### Exercise task
Write out the whole listing word for word.

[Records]
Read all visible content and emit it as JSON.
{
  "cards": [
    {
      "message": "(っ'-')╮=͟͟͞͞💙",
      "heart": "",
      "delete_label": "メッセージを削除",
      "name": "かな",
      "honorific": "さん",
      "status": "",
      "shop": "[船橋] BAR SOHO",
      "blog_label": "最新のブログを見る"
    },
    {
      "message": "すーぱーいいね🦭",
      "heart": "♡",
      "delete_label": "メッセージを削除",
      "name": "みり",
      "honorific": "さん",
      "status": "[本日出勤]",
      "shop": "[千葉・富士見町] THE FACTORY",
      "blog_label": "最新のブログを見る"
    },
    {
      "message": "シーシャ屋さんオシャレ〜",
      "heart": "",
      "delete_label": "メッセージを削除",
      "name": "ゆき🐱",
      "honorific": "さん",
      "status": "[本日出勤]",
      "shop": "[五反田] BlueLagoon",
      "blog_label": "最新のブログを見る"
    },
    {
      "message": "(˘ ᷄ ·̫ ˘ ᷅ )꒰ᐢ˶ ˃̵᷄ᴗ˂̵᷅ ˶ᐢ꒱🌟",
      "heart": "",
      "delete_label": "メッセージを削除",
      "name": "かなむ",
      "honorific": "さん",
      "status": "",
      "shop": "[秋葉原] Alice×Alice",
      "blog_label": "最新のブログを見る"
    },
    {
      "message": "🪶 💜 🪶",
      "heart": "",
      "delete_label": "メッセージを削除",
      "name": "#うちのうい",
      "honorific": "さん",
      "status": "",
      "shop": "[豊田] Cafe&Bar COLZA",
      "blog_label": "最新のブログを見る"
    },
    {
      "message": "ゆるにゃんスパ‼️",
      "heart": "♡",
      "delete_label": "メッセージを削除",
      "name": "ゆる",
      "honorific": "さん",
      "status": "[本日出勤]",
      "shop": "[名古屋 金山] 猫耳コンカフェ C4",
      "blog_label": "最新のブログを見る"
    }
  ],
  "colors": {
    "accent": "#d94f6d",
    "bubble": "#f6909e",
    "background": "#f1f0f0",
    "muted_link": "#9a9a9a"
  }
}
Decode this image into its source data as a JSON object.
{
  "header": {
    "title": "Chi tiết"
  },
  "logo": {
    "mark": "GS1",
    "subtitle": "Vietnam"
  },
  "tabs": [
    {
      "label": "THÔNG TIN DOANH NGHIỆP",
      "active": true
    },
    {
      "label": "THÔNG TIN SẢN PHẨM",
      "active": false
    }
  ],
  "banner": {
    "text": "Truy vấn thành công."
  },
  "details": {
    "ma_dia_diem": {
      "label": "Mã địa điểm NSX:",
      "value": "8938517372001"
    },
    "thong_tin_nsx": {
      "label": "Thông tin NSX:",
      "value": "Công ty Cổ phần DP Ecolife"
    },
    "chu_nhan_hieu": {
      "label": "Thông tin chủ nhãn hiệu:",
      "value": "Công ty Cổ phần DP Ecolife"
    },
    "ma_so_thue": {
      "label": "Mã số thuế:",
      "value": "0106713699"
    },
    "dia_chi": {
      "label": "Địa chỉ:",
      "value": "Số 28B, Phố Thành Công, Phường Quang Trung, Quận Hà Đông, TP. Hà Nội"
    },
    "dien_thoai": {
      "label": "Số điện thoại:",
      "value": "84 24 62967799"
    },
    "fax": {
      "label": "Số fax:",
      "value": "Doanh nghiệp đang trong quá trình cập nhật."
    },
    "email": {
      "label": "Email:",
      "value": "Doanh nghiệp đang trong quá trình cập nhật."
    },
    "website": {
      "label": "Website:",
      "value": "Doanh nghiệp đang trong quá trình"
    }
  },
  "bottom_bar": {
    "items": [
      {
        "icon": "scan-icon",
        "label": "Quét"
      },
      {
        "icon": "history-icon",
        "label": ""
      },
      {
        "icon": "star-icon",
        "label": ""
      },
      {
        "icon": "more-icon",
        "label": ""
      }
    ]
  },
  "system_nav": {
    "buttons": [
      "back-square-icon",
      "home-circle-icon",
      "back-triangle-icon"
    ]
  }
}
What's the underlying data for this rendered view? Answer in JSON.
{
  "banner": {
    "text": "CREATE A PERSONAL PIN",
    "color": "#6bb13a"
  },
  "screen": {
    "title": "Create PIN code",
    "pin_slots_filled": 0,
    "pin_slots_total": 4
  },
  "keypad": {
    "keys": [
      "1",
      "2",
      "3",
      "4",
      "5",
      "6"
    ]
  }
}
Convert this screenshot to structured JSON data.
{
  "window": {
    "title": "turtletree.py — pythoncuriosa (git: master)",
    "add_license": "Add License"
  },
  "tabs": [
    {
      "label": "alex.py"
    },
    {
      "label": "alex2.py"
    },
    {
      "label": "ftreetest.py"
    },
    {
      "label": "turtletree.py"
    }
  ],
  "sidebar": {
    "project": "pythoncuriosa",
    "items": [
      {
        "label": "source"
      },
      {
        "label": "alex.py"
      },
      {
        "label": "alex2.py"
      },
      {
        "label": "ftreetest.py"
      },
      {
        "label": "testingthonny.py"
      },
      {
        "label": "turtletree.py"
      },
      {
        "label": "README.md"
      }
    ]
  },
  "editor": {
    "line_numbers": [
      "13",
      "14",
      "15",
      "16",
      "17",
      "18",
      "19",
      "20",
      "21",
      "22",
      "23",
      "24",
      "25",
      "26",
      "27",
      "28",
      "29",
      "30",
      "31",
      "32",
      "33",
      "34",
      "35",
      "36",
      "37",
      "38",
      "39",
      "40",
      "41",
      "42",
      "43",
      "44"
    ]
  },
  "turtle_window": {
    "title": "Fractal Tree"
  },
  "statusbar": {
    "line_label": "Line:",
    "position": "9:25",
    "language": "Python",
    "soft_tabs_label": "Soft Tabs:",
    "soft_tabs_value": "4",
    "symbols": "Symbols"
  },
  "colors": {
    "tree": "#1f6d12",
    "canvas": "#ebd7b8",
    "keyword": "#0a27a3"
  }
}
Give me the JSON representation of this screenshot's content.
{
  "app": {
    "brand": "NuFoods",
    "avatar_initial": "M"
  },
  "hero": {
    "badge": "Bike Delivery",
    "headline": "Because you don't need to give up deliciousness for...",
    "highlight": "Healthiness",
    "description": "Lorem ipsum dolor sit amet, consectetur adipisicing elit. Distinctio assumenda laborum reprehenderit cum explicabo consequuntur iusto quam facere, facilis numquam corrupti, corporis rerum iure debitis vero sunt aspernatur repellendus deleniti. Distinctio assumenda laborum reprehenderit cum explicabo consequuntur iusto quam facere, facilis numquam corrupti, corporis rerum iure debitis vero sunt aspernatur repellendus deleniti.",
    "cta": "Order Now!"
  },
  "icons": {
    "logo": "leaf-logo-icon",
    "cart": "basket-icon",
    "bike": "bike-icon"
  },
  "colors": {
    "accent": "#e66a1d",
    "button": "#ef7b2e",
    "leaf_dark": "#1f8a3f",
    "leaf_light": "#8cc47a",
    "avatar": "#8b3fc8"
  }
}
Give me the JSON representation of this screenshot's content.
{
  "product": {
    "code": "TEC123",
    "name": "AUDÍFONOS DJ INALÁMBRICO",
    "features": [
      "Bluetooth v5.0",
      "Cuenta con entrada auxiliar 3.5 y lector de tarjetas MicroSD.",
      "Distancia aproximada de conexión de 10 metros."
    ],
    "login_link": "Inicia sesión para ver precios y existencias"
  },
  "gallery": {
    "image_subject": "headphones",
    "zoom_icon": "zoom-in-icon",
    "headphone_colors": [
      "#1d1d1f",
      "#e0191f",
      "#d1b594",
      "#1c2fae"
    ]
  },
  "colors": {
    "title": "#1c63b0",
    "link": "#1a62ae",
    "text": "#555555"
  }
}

### Written answer
Read all visible content and emit it as JSON.
{
  "cards": [
    {
      "message": "(っ'-')╮=͟͟͞͞💙",
      "heart": "",
      "delete_label": "メッセージを削除",
      "name": "かな",
      "honorific": "さん",
      "status": "",
      "shop": "[船橋] BAR SOHO",
      "blog_label": "最新のブログを見る"
    },
    {
      "message": "すーぱーいいね🦭",
      "heart": "♡",
      "delete_label": "メッセージを削除",
      "name": "みり",
      "honorific": "さん",
      "status": "[本日出勤]",
      "shop": "[千葉・富士見町] THE FACTORY",
      "blog_label": "最新のブログを見る"
    },
    {
      "message": "シーシャ屋さんオシャレ〜",
      "heart": "",
      "delete_label": "メッセージを削除",
      "name": "ゆき🐱",
      "honorific": "さん",
      "status": "[本日出勤]",
      "shop": "[五反田] BlueLagoon",
      "blog_label": "最新のブログを見る"
    },
    {
      "message": "(˘ ᷄ ·̫ ˘ ᷅ )꒰ᐢ˶ ˃̵᷄ᴗ˂̵᷅ ˶ᐢ꒱🌟",
      "heart": "",
      "delete_label": "メッセージを削除",
      "name": "かなむ",
      "honorific": "さん",
      "status": "",
      "shop": "[秋葉原] Alice×Alice",
      "blog_label": "最新のブログを見る"
    },
    {
      "message": "🪶 💜 🪶",
      "heart": "",
      "delete_label": "メッセージを削除",
      "name": "#うちのうい",
      "honorific": "さん",
      "status": "",
      "shop": "[豊田] Cafe&Bar COLZA",
      "blog_label": "最新のブログを見る"
    },
    {
      "message": "ゆるにゃんスパ‼️",
      "heart": "♡",
      "delete_label": "メッセージを削除",
      "name": "ゆる",
      "honorific": "さん",
      "status": "[本日出勤]",
      "shop": "[名古屋 金山] 猫耳コンカフェ C4",
      "blog_label": "最新のブログを見る"
    }
  ],
  "colors": {
    "accent": "#d94f6d",
    "bubble": "#f6909e",
    "background": "#f1f0f0",
    "muted_link": "#9a9a9a"
  }
}
Decode this image into its source data as a JSON object.
{
  "header": {
    "title": "Chi tiết"
  },
  "logo": {
    "mark": "GS1",
    "subtitle": "Vietnam"
  },
  "tabs": [
    {
      "label": "THÔNG TIN DOANH NGHIỆP",
      "active": true
    },
    {
      "label": "THÔNG TIN SẢN PHẨM",
      "active": false
    }
  ],
  "banner": {
    "text": "Truy vấn thành công."
  },
  "details": {
    "ma_dia_diem": {
      "label": "Mã địa điểm NSX:",
      "value": "8938517372001"
    },
    "thong_tin_nsx": {
      "label": "Thông tin NSX:",
      "value": "Công ty Cổ phần DP Ecolife"
    },
    "chu_nhan_hieu": {
      "label": "Thông tin chủ nhãn hiệu:",
      "value": "Công ty Cổ phần DP Ecolife"
    },
    "ma_so_thue": {
      "label": "Mã số thuế:",
      "value": "0106713699"
    },
    "dia_chi": {
      "label": "Địa chỉ:",
      "value": "Số 28B, Phố Thành Công, Phường Quang Trung, Quận Hà Đông, TP. Hà Nội"
    },
    "dien_thoai": {
      "label": "Số điện thoại:",
      "value": "84 24 62967799"
    },
    "fax": {
      "label": "Số fax:",
      "value": "Doanh nghiệp đang trong quá trình cập nhật."
    },
    "email": {
      "label": "Email:",
      "value": "Doanh nghiệp đang trong quá trình cập nhật."
    },
    "website": {
      "label": "Website:",
      "value": "Doanh nghiệp đang trong quá trình"
    }
  },
  "bottom_bar": {
    "items": [
      {
        "icon": "scan-icon",
        "label": "Quét"
      },
      {
        "icon": "history-icon",
        "label": ""
      },
      {
        "icon": "star-icon",
        "label": ""
      },
      {
        "icon": "more-icon",
        "label": ""
      }
    ]
  },
  "system_nav": {
    "buttons": [
      "back-square-icon",
      "home-circle-icon",
      "back-triangle-icon"
    ]
  }
}
What's the underlying data for this rendered view? Answer in JSON.
{
  "banner": {
    "text": "CREATE A PERSONAL PIN",
    "color": "#6bb13a"
  },
  "screen": {
    "title": "Create PIN code",
    "pin_slots_filled": 0,
    "pin_slots_total": 4
  },
  "keypad": {
    "keys": [
      "1",
      "2",
      "3",
      "4",
      "5",
      "6"
    ]
  }
}
Convert this screenshot to structured JSON data.
{
  "window": {
    "title": "turtletree.py — pythoncuriosa (git: master)",
    "add_license": "Add License"
  },
  "tabs": [
    {
      "label": "alex.py"
    },
    {
      "label": "alex2.py"
    },
    {
      "label": "ftreetest.py"
    },
    {
      "label": "turtletree.py"
    }
  ],
  "sidebar": {
    "project": "pythoncuriosa",
    "items": [
      {
        "label": "source"
      },
      {
        "label": "alex.py"
      },
      {
        "label": "alex2.py"
      },
      {
        "label": "ftreetest.py"
      },
      {
        "label": "testingthonny.py"
      },
      {
        "label": "turtletree.py"
      },
      {
        "label": "README.md"
      }
    ]
  },
  "editor": {
    "line_numbers": [
      "13",
      "14",
      "15",
      "16",
      "17",
      "18",
      "19",
      "20",
      "21",
      "22",
      "23",
      "24",
      "25",
      "26",
      "27",
      "28",
      "29",
      "30",
      "31",
      "32",
      "33",
      "34",
      "35",
      "36",
      "37",
      "38",
      "39",
      "40",
      "41",
      "42",
      "43",
      "44"
    ]
  },
  "turtle_window": {
    "title": "Fractal Tree"
  },
  "statusbar": {
    "line_label": "Line:",
    "position": "9:25",
    "language": "Python",
    "soft_tabs_label": "Soft Tabs:",
    "soft_tabs_value": "4",
    "symbols": "Symbols"
  },
  "colors": {
    "tree": "#1f6d12",
    "canvas": "#ebd7b8",
    "keyword": "#0a27a3"
  }
}
Give me the JSON representation of this screenshot's content.
{
  "app": {
    "brand": "NuFoods",
    "avatar_initial": "M"
  },
  "hero": {
    "badge": "Bike Delivery",
    "headline": "Because you don't need to give up deliciousness for...",
    "highlight": "Healthiness",
    "description": "Lorem ipsum dolor sit amet, consectetur adipisicing elit. Distinctio assumenda laborum reprehenderit cum explicabo consequuntur iusto quam facere, facilis numquam corrupti, corporis rerum iure debitis vero sunt aspernatur repellendus deleniti. Distinctio assumenda laborum reprehenderit cum explicabo consequuntur iusto quam facere, facilis numquam corrupti, corporis rerum iure debitis vero sunt aspernatur repellendus deleniti.",
    "cta": "Order Now!"
  },
  "icons": {
    "logo": "leaf-logo-icon",
    "cart": "basket-icon",
    "bike": "bike-icon"
  },
  "colors": {
    "accent": "#e66a1d",
    "button": "#ef7b2e",
    "leaf_dark": "#1f8a3f",
    "leaf_light": "#8cc47a",
    "avatar": "#8b3fc8"
  }
}
Give me the JSON representation of this screenshot's content.
{
  "product": {
    "code": "TEC123",
    "name": "AUDÍFONOS DJ INALÁMBRICO",
    "features": [
      "Bluetooth v5.0",
      "Cuenta con entrada auxiliar 3.5 y lector de tarjetas MicroSD.",
      "Distancia aproximada de conexión de 10 metros."
    ],
    "login_link": "Inicia sesión para ver precios y existencias"
  },
  "gallery": {
    "image_subject": "headphones",
    "zoom_icon": "zoom-in-icon",
    "headphone_colors": [
      "#1d1d1f",
      "#e0191f",
      "#d1b594",
      "#1c2fae"
    ]
  },
  "colors": {
    "title": "#1c63b0",
    "link": "#1a62ae",
    "text": "#555555"
  }
}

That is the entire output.